Privacy Act of 1974: Implementation of Exemptions; Department of Homeland Security/National Protection and Programs Directorate-002 Chemical Facility Anti-Terrorism Standards Personnel Surety Program System of Records
Notice Of Proposed Rulemaking.
The Department of Homeland Security is giving concurrent notice of a newly established system of records pursuant to the Privacy Act of 1974 for the Department of Homeland Security/National Protection and Programs Directorate—002 Chemical Facility Anti-Terrorism Standards Personnel Surety Program System of Records and this proposed rulemaking. In this proposed rulemaking, the Department proposes to exempt portions of the system of records from one or more provisions of the Privacy Act because of criminal, civil, and administrative enforcement requirements.
Table of Contents Back to Top
- FOR FURTHER INFORMATION CONTACT:
- SUPPLEMENTARY INFORMATION:
- I. Background
- II. Privacy Act
- List of Subjects in 6 CFR Part 5
- PART 5—DISCLOSURE OF RECORDS AND INFORMATION
- Appendix C to Part 5—DHS Systems of Records Exempt From the Privacy Act
DATES: Back to Top
Comments must be received on or before July 14, 2011.
ADDRESSES: Back to Top
You may submit comments, identified by docket number DHS-2011-0033, by one of the following methods:
- Federal e-Rulemaking Portal: http://www.regulations.gov. Follow the instructions for submitting comments.
- Fax: 703-483-2999.
- Mail: Mary Ellen Callahan, Chief Privacy Officer, Privacy Office, Department of Homeland Security, Washington, DC 20528.
- Instructions: All submissions received must include the agency name and docket number for this rulemaking. All comments received will be posted without change to http://www.regulations.gov, including any personal information provided.
- Docket: For access to the docket to read background documents or comments received go to http://www.regulations.gov.
Instructions: All submissions received must include the agency name and docket number for this notice. All comments received will be posted without change to http://www.regulations.gov, including any personal information provided.
Docket: For access to the docket to read background documents or comments received, go to http://www.regulations.gov.
FOR FURTHER INFORMATION CONTACT: Back to Top
For general questions please contact: Emily Andrew (703-235-2182), Privacy Officer, National Protection and Programs Directorate, Department of Homeland Security, Washington, DC 20528. For privacy issues please contact: Mary Ellen Callahan (703-235-0780), Chief Privacy Officer, Privacy Office, Department of Homeland Security, Washington, DC 20528.
SUPPLEMENTARY INFORMATION: Back to Top
I. Background Back to Top
In accordance with the Privacy Act of 1974, 5 U.S.C. 552a, the Department of Homeland Security (DHS)/National Protection and Programs Directorate (NPPD) proposes to establish a DHS system of records titled, “DHS/NPPD—002 Chemical Facility Anti-Terrorism Standards Personnel Surety Program System of Records.”
■ ■ ■ ■ ■ ■ ■
Set task A: By what date must comments on the Privacy Act notice be received?
Set task B: Resume the Privacy Act notice after its last sentence.
The data has no connection to the Privacy Act notice.
■ ■ ■ ■ ■ ■ ■
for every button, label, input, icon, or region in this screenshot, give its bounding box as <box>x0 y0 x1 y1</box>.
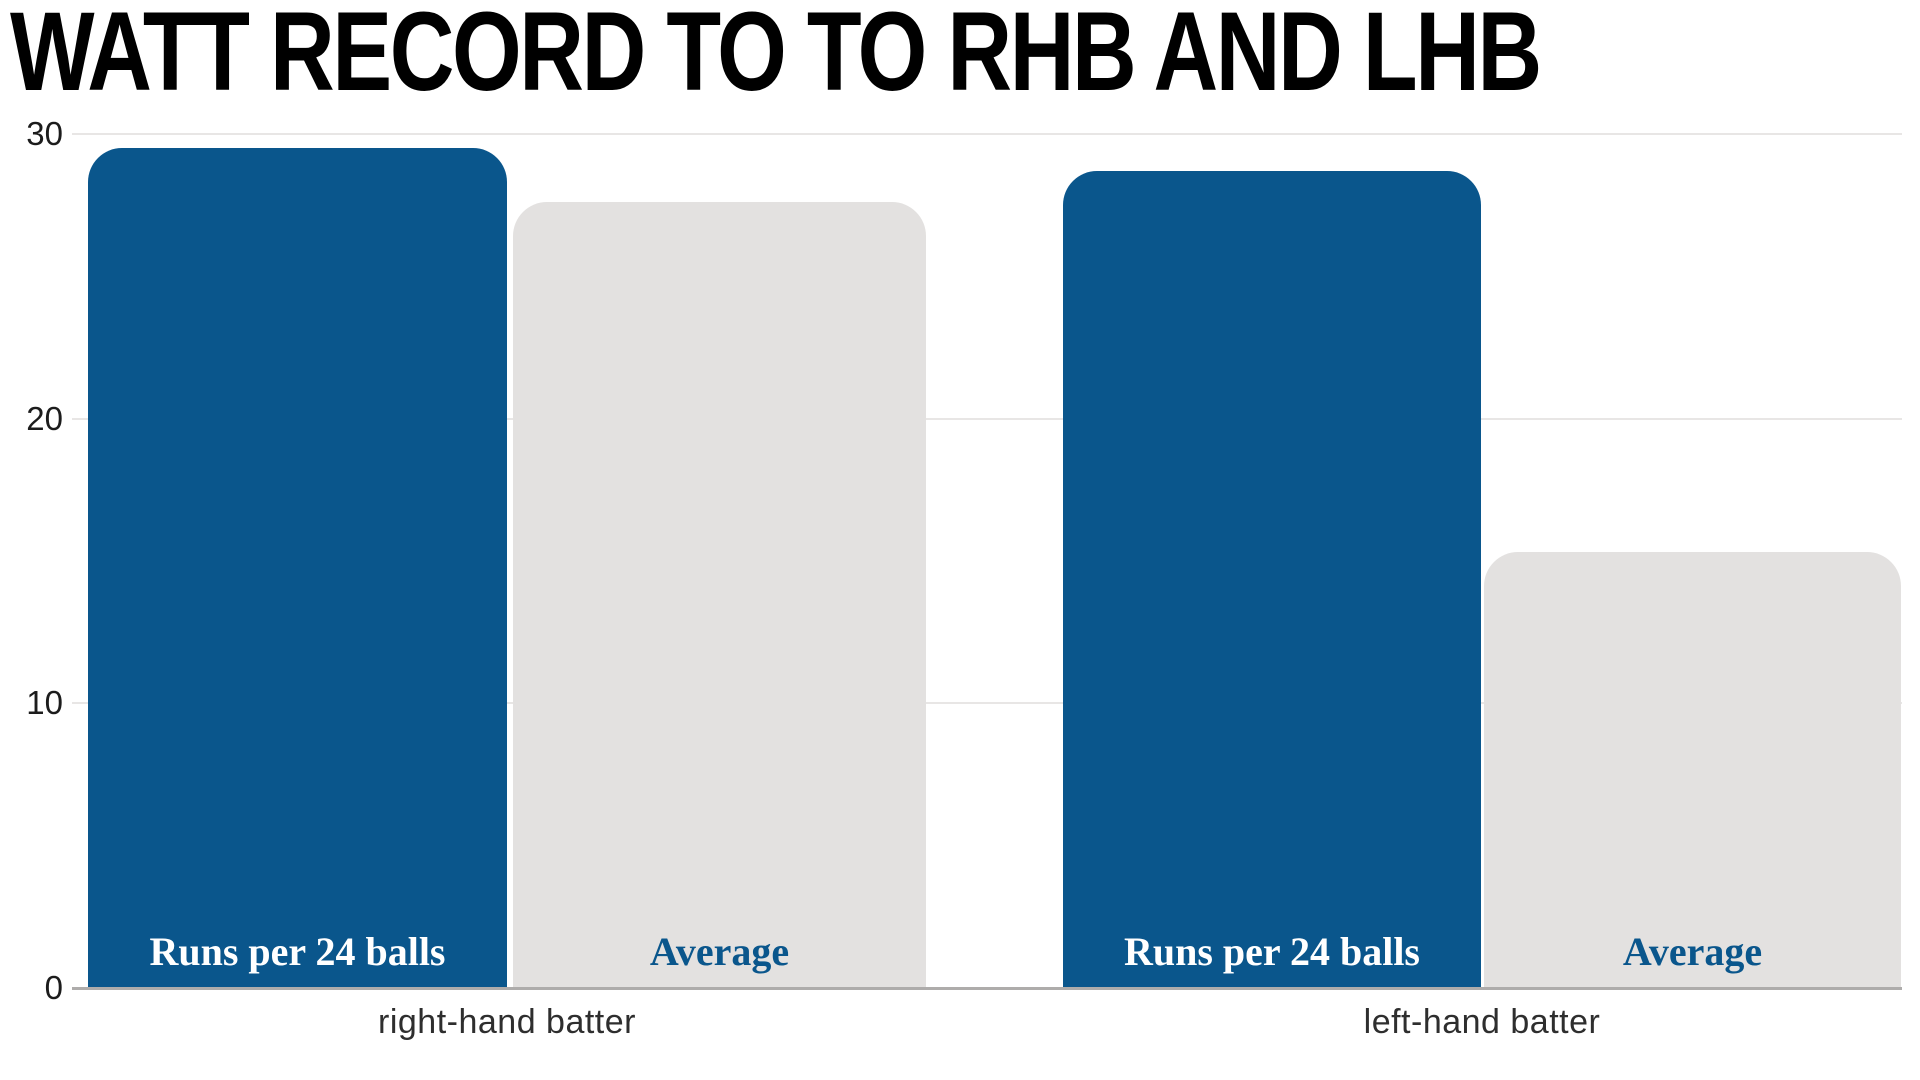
chart-title: WATT RECORD TO TO RHB AND LHB <box>10 0 1542 114</box>
y-tick-label-0: 0 <box>44 969 63 1006</box>
y-tick-label-10: 10 <box>26 684 63 722</box>
x-axis-line <box>72 987 1902 990</box>
y-tick-label-20: 20 <box>26 399 63 437</box>
bar-label-runs-per-24-balls: Runs per 24 balls <box>149 928 446 974</box>
x-axis-label-left-hand-batter: left-hand batter <box>1363 1003 1601 1041</box>
x-axis-label-right-hand-batter: right-hand batter <box>378 1003 636 1041</box>
y-tick-label-30: 30 <box>26 115 63 152</box>
bar-average-left-hand-batter: Average <box>1484 552 1901 988</box>
bar-label-average: Average <box>1622 928 1763 974</box>
gridline-10 <box>72 702 1902 705</box>
bar-runs-per-24-balls-left-hand-batter: Runs per 24 balls <box>1063 171 1481 988</box>
bar-label-average: Average <box>649 928 790 974</box>
bar-average-right-hand-batter: Average <box>513 202 926 988</box>
gridline-20 <box>72 417 1902 420</box>
bar-runs-per-24-balls-right-hand-batter: Runs per 24 balls <box>88 148 507 988</box>
gridline-30 <box>72 133 1902 135</box>
bar-label-runs-per-24-balls: Runs per 24 balls <box>1123 928 1420 974</box>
■ ■ ■ ■ ■ ■ ■
Expected answer A: On or before July 14, 2011.

Expected answer B:
On October 4, 2006, the President signed the DHS Appropriations Act of 2007 (the Act), Public Law 109-295. Section 550 of the Act (Section 550) provides DHS with the authority to regulate the security of high-risk chemical facilities. DHS has promulgated regulations implementing Section 550, the Chemical Facility Anti-Terrorism Standards (CFATS), 6 CFR part 27.
Section 550 requires that DHS establish Risk Based Performance Standards (RBPS) as part of CFATS. RBPS-12 (6 CFR 27.230(a)(12)(iv)) requires that regulated chemical facilities implement “measures designed to identify people with terrorist ties.” The ability to identify individuals with terrorist ties is an inherently governmental function and requires the use of information held in government-maintained databases, which are unavailable to high-risk chemical facilities. Therefore, DHS is implementing the CFATS Personnel Surety Program, which will allow chemical facilities to comply with RBPS-12 by implementing “measures designed to identify people with terrorist ties.”
The CFATS Personnel Surety Program will work with the DHS Transportation Security Administration (TSA) to identify individuals who have terrorist ties by vetting information submitted by each high-risk chemical facility against the Terrorist Screening Database (TSDB). The TSDB is the Federal government's consolidated and integrated terrorist watchlist of known and suspected terrorists, maintained by the Department of Justice (DOJ) Federal Bureau of Investigation's (FBI) Terrorist Screening Center (TSC). For more information on the TSDB, see DOJ/FBI—019 Terrorist Screening Records System, 72 FR 47073 (August 22, 2007).
High-risk chemical facilities or their designees will submit the information of: (1) Facility personnel who have or are seeking access, either unescorted or otherwise, to restricted areas or critical assets; and (2) unescorted visitors who have or are seeking access to restricted areas or critical assets. These persons, about whom high-risk chemical facilities and facilities' designees will submit information to DHS, are referred to in this notice as “affected individuals.” Individual high-risk facilities may classify particular contractors or categories of contractors either as “facility personnel” or as “visitors.” This determination should be a facility-specific determination, and should be based on facility security, operational requirements, and business practices.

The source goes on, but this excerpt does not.